- What to do
1: Answer these questions about the Gettysburg account, one line each:
(a) At about what time on the morning of July 3rd was the narrator shot?
(b) Where was the narrator captured with the ambulance train?
(c) What served as the narrator's first hospital?
2: Reproduce the part of the Gettysburg account starting at "Once or twice shell" and ending at "the Potomac River.", word for word.

- Reading text
------
I was with Ewell’s corps during the three days at Gettysburg, and belonged to Daniel’s brigade, Rodes’ division, of that corps. During the first two days I escaped without any greater calamity than being once or twice covered with the dirt ploughed up by shot and shell. It was on the third day that my disaster occurred. My brigade had been detached from its division, and sent forward about five o’clock on the morning of July 3rd, to reinforce Gen. Edward Johnson, in an attack on the Federal position on Culp’s Hill, the extreme right of Meade’s army. About ten o’clock on the morning of that fateful day I was shot down, a ball having passed through the flank of my right knee; just grazing the bone. In a moment everything was transformed into darkness. I retained consciousness enough to sit down under a large tree, and was soon picked up and carried off to an improvised hospital, some distance in the rear of our line of battle.
Once or twice shell fell almost at my feet. By a merciful Providence they did not explode, but buried themselves harmlessly in the earth. My wound was dressed, and I was removed to our principal hospital beyond the range of Federal fire. The surgeons, Federal and Confederate, pronounced my escape from amputation most remarkable. I lay for three months prostrate in Frederick, Maryland, and in Baltimore, to which points I was removed by the Federal authorities, into whose hands I fell after the retreat of General Lee’s army across the Potomac River.
I was captured with our ambulance train on the night of July 4th, in the mountain passes between Monterey, Pennsylvania and Hagerstown, Maryland. My experience was most thrilling and memorable. In its desperate attempt to escape, our train drove through the contending lines of cavalry - the one striving to capture, the other to protect. I was utterly helpless and disabled, and the ghastly recollections of that gloomy, stormy night, when I was driven through the lines of battle - unable to raise my hand, and in momentary peril of my life - can never be dimmed or effaced.
Since the close of the Civil War I have repeatedly visited
Gettysburg, surveyed the ground, and endeavored to fix localities accurately. I
was able to identify the precise spot, I think, at which I was wounded on
Culp’s Hill; the blacksmith shop, which was my first hospital, and, of course,
the creek, over which I was carried in the arms of a stalwart Confederate
soldier, who bore me off as if I had been a mere child. My reminiscences of
Gettysburg might be expanded indefinitely, as they have all the freshness and
tenacity that characterize a youthful memory. I can recall the struggle on the
railroad track, July 1st - the "Tapeworm"- when the blue
and gray lines almost melted into each other, and the unsurpassed brilliancy of
the pyrotechnic display on the evening of July 2nd, as the opposing
batteries illumined with their radiance the spires of the quiet town, which
seemed to nestle between the confronting lines. It was on this day that one of
my company was struck fairly in the head by a shell, and, with no sign or word,
lay motionless in death. On the day before, a young officer was shot directly in
the throat while advancing on Seminary Hill, and with the simple utterance,
"God have mercy!" he fell asleep.
Thirty years
have passed, and I have seen, like Ulysses, many phases of life and changeful
experiences; but the memory of Gettysburg is as clear, vigorous, and undimmed as
it was on that July morning in 1863, when I heard the faint, hardly perceptible
sound of distant cannon and rushed on with my command to engage in the most
celebrated struggle of the American Civil War.
------
- Provided information
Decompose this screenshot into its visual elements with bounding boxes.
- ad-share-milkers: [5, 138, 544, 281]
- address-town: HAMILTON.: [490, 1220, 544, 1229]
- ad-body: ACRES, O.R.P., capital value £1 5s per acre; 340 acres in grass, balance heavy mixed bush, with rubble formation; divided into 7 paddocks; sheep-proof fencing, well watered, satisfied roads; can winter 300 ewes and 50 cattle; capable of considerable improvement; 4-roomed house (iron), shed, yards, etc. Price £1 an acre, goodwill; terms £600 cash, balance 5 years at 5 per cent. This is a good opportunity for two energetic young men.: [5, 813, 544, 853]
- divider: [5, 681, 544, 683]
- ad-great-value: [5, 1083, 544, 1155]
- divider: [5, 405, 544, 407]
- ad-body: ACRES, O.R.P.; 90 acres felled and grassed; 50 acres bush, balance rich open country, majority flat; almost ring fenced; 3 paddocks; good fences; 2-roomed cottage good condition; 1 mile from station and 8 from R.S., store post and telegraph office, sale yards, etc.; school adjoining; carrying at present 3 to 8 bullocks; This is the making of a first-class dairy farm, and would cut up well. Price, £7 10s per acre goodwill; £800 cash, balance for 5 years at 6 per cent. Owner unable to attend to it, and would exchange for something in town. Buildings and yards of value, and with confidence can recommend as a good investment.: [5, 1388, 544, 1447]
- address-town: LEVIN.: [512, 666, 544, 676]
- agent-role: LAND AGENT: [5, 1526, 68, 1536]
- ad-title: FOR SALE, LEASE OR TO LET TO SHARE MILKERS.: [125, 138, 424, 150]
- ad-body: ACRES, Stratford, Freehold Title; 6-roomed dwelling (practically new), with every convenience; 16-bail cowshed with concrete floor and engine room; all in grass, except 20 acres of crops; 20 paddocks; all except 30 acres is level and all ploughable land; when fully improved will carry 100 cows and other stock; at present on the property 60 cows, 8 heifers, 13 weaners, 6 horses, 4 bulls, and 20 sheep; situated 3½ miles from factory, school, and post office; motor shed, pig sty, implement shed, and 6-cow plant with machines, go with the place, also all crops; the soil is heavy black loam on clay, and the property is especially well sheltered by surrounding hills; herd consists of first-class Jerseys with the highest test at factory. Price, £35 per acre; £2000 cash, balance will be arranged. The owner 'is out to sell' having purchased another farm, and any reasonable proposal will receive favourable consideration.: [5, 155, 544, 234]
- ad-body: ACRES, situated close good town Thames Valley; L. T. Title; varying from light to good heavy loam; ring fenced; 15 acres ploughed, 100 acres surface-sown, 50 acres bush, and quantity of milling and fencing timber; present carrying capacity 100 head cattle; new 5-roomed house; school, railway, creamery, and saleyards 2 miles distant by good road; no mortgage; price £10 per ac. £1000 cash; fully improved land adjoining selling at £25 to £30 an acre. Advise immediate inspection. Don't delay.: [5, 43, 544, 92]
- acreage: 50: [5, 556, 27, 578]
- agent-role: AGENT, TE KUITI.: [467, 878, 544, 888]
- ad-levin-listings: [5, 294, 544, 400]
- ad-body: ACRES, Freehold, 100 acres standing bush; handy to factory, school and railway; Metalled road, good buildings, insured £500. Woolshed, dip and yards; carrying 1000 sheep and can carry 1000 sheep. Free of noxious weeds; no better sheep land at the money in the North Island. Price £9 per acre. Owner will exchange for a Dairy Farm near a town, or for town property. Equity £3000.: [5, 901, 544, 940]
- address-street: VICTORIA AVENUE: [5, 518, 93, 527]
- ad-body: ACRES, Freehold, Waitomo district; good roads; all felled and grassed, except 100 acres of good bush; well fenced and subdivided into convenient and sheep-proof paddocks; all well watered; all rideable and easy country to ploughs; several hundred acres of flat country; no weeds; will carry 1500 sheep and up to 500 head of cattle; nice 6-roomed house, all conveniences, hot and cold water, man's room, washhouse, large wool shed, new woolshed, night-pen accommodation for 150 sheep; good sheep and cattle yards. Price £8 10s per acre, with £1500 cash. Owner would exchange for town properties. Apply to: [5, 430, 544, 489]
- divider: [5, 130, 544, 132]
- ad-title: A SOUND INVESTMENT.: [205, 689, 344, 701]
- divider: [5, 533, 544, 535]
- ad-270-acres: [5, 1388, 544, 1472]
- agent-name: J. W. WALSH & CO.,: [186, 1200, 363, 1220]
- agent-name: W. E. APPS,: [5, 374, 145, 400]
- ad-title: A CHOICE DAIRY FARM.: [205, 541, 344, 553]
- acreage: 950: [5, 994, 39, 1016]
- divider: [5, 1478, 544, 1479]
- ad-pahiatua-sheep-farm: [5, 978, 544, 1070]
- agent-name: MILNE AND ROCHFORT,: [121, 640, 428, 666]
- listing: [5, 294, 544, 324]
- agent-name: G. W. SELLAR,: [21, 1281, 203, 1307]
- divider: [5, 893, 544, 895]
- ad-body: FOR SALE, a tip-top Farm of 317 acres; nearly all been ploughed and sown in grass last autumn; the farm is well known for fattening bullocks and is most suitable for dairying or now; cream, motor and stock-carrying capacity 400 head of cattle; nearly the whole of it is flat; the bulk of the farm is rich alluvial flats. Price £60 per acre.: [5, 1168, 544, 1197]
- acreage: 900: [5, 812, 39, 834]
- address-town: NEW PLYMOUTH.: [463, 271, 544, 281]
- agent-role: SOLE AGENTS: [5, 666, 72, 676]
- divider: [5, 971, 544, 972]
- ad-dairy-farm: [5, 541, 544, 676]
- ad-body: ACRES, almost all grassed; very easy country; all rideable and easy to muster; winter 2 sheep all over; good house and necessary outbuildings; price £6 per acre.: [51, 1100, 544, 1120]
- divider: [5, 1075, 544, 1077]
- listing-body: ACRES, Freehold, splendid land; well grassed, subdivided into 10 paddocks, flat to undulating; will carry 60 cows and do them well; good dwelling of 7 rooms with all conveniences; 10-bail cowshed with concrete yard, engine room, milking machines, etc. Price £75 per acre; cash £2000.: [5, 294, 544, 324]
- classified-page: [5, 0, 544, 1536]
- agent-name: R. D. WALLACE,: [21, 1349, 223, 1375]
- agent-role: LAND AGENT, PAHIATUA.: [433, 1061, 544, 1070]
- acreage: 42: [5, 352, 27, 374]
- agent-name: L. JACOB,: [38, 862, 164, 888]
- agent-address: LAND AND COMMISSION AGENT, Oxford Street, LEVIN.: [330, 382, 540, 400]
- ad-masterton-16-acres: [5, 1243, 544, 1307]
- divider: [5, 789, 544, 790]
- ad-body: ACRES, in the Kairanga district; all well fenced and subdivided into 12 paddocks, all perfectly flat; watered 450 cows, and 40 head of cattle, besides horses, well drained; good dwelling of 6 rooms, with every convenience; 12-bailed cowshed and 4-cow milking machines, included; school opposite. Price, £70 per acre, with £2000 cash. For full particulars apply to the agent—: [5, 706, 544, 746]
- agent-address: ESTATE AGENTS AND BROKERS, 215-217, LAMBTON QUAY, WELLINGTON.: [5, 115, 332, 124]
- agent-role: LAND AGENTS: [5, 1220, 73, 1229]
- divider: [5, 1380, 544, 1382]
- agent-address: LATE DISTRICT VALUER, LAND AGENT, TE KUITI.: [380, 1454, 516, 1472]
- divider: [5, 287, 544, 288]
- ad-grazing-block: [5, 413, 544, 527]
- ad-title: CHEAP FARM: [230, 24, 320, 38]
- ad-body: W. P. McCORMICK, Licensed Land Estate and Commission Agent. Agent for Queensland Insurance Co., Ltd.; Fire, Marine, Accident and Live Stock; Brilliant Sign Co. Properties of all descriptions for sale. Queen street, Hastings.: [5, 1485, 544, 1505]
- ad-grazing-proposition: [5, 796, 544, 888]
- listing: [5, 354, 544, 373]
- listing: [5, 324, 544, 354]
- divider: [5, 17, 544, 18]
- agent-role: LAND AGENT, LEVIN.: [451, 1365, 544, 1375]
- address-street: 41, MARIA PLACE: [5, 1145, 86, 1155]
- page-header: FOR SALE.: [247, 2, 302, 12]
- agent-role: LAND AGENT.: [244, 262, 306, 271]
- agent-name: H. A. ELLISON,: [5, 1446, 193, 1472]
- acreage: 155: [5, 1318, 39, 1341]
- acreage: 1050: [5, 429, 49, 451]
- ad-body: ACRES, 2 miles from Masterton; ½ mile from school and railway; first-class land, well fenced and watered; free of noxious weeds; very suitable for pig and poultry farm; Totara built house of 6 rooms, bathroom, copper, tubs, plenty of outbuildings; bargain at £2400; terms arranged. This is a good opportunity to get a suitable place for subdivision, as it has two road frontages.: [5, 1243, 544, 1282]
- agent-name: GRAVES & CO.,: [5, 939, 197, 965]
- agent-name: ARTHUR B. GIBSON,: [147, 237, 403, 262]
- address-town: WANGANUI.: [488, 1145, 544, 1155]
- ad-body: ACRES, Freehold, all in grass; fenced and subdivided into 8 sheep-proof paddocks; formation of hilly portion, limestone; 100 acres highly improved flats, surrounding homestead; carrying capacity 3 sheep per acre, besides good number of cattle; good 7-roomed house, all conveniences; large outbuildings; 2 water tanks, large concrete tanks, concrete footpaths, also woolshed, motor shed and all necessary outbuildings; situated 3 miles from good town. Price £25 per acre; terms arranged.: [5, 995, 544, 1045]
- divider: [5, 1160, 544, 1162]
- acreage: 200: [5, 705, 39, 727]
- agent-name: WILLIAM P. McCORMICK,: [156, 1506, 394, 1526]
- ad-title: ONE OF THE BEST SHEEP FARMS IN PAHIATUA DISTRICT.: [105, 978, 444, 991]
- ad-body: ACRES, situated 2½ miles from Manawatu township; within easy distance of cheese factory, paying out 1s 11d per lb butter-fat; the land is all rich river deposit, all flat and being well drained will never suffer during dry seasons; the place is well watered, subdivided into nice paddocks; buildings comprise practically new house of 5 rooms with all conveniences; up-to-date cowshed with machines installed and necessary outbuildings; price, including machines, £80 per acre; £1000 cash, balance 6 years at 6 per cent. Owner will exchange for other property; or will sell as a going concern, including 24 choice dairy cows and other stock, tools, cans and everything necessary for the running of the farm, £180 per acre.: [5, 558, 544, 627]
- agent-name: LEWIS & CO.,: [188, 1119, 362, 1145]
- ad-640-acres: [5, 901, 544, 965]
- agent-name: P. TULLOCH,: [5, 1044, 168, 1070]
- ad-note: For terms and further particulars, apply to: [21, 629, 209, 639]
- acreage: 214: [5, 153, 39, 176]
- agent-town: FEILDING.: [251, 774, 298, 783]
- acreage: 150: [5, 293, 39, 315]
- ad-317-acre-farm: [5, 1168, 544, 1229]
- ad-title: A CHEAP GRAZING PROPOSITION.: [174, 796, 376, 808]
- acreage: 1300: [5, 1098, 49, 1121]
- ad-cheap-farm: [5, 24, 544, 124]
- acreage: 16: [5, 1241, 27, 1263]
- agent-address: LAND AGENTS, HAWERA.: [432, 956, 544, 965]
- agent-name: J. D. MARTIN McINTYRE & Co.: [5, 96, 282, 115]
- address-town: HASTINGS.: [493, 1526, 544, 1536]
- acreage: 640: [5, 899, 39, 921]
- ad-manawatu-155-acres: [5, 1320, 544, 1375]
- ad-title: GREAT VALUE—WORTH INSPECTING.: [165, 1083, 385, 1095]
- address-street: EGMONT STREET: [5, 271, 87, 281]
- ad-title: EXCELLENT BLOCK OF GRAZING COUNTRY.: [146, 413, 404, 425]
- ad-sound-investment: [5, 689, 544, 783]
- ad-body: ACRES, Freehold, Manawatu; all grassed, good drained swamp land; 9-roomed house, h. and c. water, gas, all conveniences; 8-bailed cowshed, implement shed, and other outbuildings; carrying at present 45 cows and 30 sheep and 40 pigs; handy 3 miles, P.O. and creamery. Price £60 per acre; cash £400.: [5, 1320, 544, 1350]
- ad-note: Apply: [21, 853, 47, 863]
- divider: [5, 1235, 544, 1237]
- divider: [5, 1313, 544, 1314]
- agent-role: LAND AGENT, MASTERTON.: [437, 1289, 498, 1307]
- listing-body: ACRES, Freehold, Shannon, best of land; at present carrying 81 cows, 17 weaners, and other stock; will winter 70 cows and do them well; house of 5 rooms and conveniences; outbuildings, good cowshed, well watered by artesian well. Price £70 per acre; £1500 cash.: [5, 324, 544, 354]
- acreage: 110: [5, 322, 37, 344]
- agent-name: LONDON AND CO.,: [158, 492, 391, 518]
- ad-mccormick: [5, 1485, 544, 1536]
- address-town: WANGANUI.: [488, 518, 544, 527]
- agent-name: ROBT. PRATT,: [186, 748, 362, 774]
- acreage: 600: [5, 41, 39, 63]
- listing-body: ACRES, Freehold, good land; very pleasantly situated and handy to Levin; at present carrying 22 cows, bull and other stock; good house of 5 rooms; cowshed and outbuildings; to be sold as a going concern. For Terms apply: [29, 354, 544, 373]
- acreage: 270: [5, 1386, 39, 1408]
------
- Expected results
1:
(a) About ten o'clock.
(b) In the mountain passes between Monterey, Pennsylvania and Hagerstown, Maryland.
(c) The blacksmith shop.

2:
Once or twice shell fell almost at my feet. By a merciful Providence they did not explode, but buried themselves harmlessly in the earth. My wound was dressed, and I was removed to our principal hospital beyond the range of Federal fire. The surgeons, Federal and Confederate, pronounced my escape from amputation most remarkable. I lay for three months prostrate in Frederick, Maryland, and in Baltimore, to which points I was removed by the Federal authorities, into whose hands I fell after the retreat of General Lee’s army across the Potomac River.